## [Direction]
Copy all the entries below exactly, but not the pictures.

## [Records supplied]
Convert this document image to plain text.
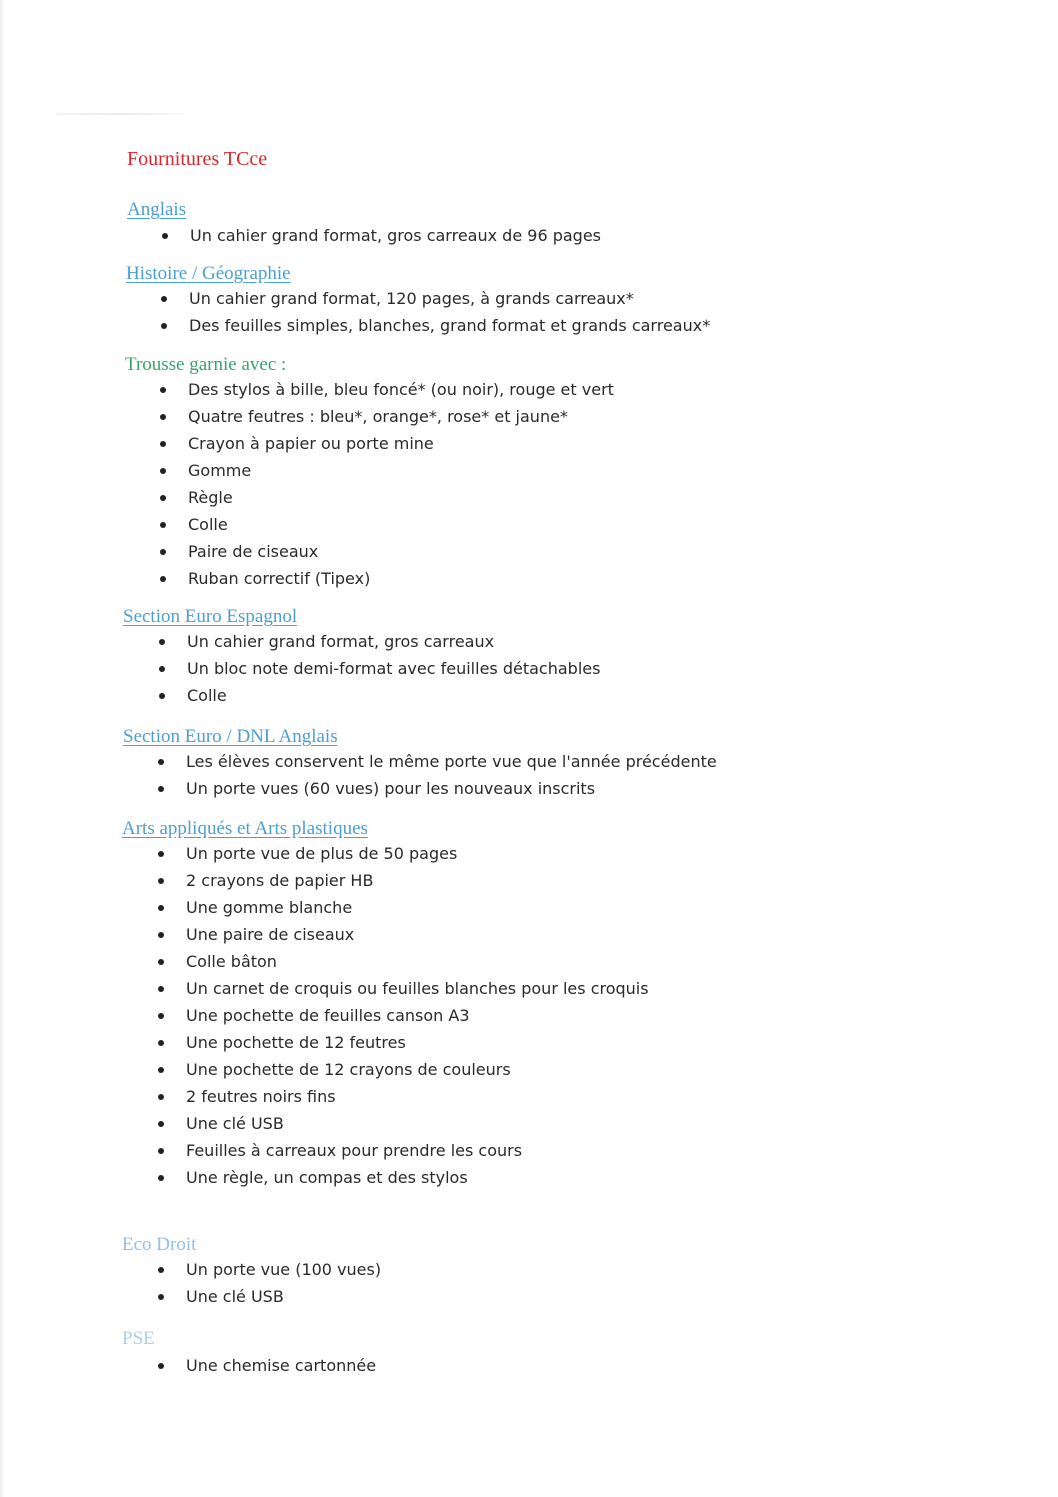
Fournitures TCce
Anglais
Un cahier grand format, gros carreaux de 96 pages
Histoire / Géographie
Un cahier grand format, 120 pages, à grands carreaux*
Des feuilles simples, blanches, grand format et grands carreaux*
Trousse garnie avec :
Des stylos à bille, bleu foncé* (ou noir), rouge et vert
Quatre feutres : bleu*, orange*, rose* et jaune*
Crayon à papier ou porte mine
Gomme
Règle
Colle
Paire de ciseaux
Ruban correctif (Tipex)
Section Euro Espagnol
Un cahier grand format, gros carreaux
Un bloc note demi-format avec feuilles détachables
Colle
Section Euro / DNL Anglais
Les élèves conservent le même porte vue que l'année précédente
Un porte vues (60 vues) pour les nouveaux inscrits
Arts appliqués et Arts plastiques
Un porte vue de plus de 50 pages
2 crayons de papier HB
Une gomme blanche
Une paire de ciseaux
Colle bâton
Un carnet de croquis ou feuilles blanches pour les croquis
Une pochette de feuilles canson A3
Une pochette de 12 feutres
Une pochette de 12 crayons de couleurs
2 feutres noirs fins
Une clé USB
Feuilles à carreaux pour prendre les cours
Une règle, un compas et des stylos
Eco Droit
Un porte vue (100 vues)
Une clé USB
PSE
Une chemise cartonnée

## [Exercise solution]
Convert this document image to plain text.
Fournitures TCce
Anglais
Un cahier grand format, gros carreaux de 96 pages
Histoire / Géographie
Un cahier grand format, 120 pages, à grands carreaux*
Des feuilles simples, blanches, grand format et grands carreaux*
Trousse garnie avec :
Des stylos à bille, bleu foncé* (ou noir), rouge et vert
Quatre feutres : bleu*, orange*, rose* et jaune*
Crayon à papier ou porte mine
Gomme
Règle
Colle
Paire de ciseaux
Ruban correctif (Tipex)
Section Euro Espagnol
Un cahier grand format, gros carreaux
Un bloc note demi-format avec feuilles détachables
Colle
Section Euro / DNL Anglais
Les élèves conservent le même porte vue que l'année précédente
Un porte vues (60 vues) pour les nouveaux inscrits
Arts appliqués et Arts plastiques
Un porte vue de plus de 50 pages
2 crayons de papier HB
Une gomme blanche
Une paire de ciseaux
Colle bâton
Un carnet de croquis ou feuilles blanches pour les croquis
Une pochette de feuilles canson A3
Une pochette de 12 feutres
Une pochette de 12 crayons de couleurs
2 feutres noirs fins
Une clé USB
Feuilles à carreaux pour prendre les cours
Une règle, un compas et des stylos
Eco Droit
Un porte vue (100 vues)
Une clé USB
PSE
Une chemise cartonnée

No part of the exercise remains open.